## Required task
Set each entry down verbatim, omitting images.

## Dataset records
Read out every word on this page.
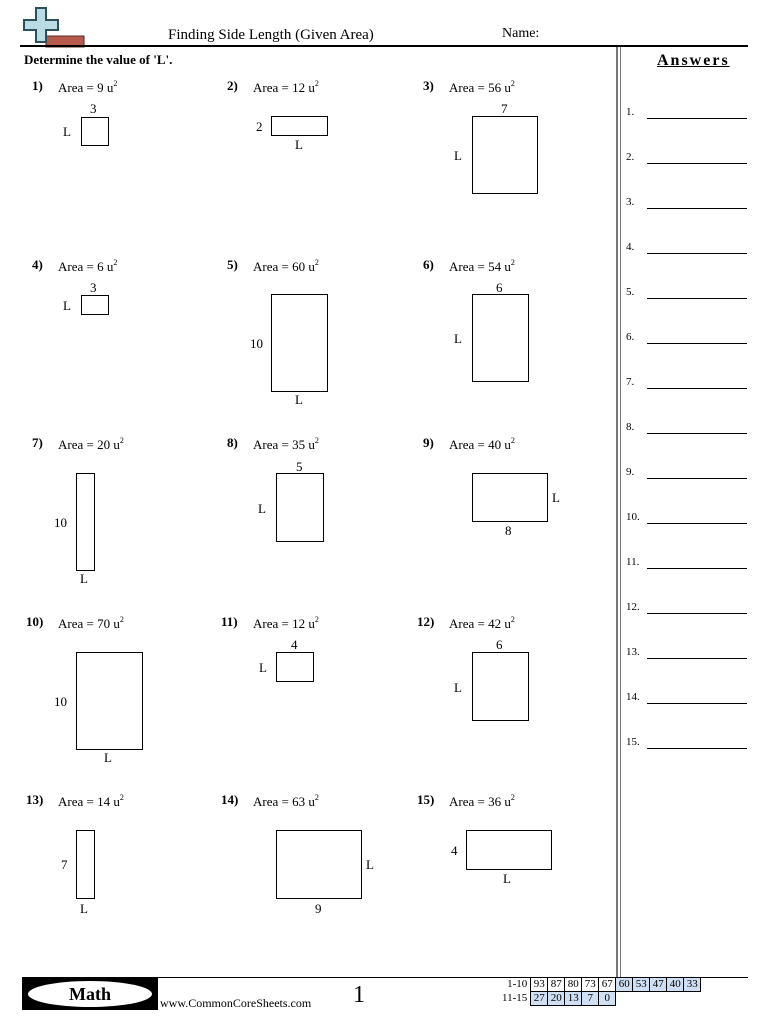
Finding Side Length (Given Area)	Name:
Determine the value of 'L'.	Answers
1.
2.
3.
4.
5.
6.
7.
8.
9.
10.
11.
12.
13.
14.
15.
1) Area = 9 $u^2$
3
L
2) Area = 12 $u^2$
2
L
3) Area = 56 $u^2$
7
L
4) Area = 6 $u^2$
3
L
5) Area = 60 $u^2$
10
L
6) Area = 54 $u^2$
6
L
7) Area = 20 $u^2$
10
L
8) Area = 35 $u^2$
5
L
9) Area = 40 $u^2$
L
8
10) Area = 70 $u^2$
10
L
11) Area = 12 $u^2$
4
L
12) Area = 42 $u^2$
6
L
13) Area = 14 $u^2$
7
L
14) Area = 63 $u^2$
L
9
15) Area = 36 $u^2$
4
L
Math	www.CommonCoreSheets.com 1	1-10	93	87	80	73	67	60	53	47	40	33
11-15	27	20	13	7	0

## Written solution
Read out every word on this page.
Finding Side Length (Given Area)	Name:
Determine the value of 'L'.	Answers
1.
2.
3.
4.
5.
6.
7.
8.
9.
10.
11.
12.
13.
14.
15.
1) Area = 9 $u^2$
3
L
2) Area = 12 $u^2$
2
L
3) Area = 56 $u^2$
7
L
4) Area = 6 $u^2$
3
L
5) Area = 60 $u^2$
10
L
6) Area = 54 $u^2$
6
L
7) Area = 20 $u^2$
10
L
8) Area = 35 $u^2$
5
L
9) Area = 40 $u^2$
L
8
10) Area = 70 $u^2$
10
L
11) Area = 12 $u^2$
4
L
12) Area = 42 $u^2$
6
L
13) Area = 14 $u^2$
7
L
14) Area = 63 $u^2$
L
9
15) Area = 36 $u^2$
4
L
Math	www.CommonCoreSheets.com 1	1-10	93	87	80	73	67	60	53	47	40	33
11-15	27	20	13	7	0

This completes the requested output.